Your task | Below are the records; pull every line that includes "lower".

========================================

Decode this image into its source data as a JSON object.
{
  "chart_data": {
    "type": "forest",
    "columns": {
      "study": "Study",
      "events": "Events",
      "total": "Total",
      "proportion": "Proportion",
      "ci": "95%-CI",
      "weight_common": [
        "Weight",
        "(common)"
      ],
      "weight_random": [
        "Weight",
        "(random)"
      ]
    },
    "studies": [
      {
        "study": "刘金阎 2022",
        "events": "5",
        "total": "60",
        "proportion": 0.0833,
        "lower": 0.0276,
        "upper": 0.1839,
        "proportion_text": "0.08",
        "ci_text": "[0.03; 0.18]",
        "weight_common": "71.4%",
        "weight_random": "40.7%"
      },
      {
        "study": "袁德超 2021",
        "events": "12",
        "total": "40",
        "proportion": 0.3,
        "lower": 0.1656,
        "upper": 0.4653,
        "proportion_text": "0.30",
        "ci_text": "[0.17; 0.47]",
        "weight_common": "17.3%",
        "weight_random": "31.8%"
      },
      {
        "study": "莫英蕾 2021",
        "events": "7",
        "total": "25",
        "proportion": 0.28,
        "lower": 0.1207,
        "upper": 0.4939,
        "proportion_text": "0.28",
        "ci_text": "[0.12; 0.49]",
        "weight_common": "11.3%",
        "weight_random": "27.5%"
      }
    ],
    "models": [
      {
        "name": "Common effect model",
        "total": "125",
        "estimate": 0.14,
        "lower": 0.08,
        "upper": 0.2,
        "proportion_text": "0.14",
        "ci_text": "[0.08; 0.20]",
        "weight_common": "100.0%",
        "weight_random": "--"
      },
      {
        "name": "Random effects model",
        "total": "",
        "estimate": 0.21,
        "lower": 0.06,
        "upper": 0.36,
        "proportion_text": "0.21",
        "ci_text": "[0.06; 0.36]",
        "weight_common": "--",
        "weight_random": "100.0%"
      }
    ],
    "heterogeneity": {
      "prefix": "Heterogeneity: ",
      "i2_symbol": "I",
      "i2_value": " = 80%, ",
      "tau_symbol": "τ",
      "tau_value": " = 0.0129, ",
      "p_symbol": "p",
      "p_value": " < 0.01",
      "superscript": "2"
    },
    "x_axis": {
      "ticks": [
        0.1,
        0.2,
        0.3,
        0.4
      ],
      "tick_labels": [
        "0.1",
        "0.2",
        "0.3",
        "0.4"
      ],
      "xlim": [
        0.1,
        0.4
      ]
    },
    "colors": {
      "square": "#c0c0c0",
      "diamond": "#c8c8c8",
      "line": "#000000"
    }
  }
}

========================================

Result for this task |
        "lower": 0.0276,
        "lower": 0.1656,
        "lower": 0.1207,
        "lower": 0.08,
        "lower": 0.06,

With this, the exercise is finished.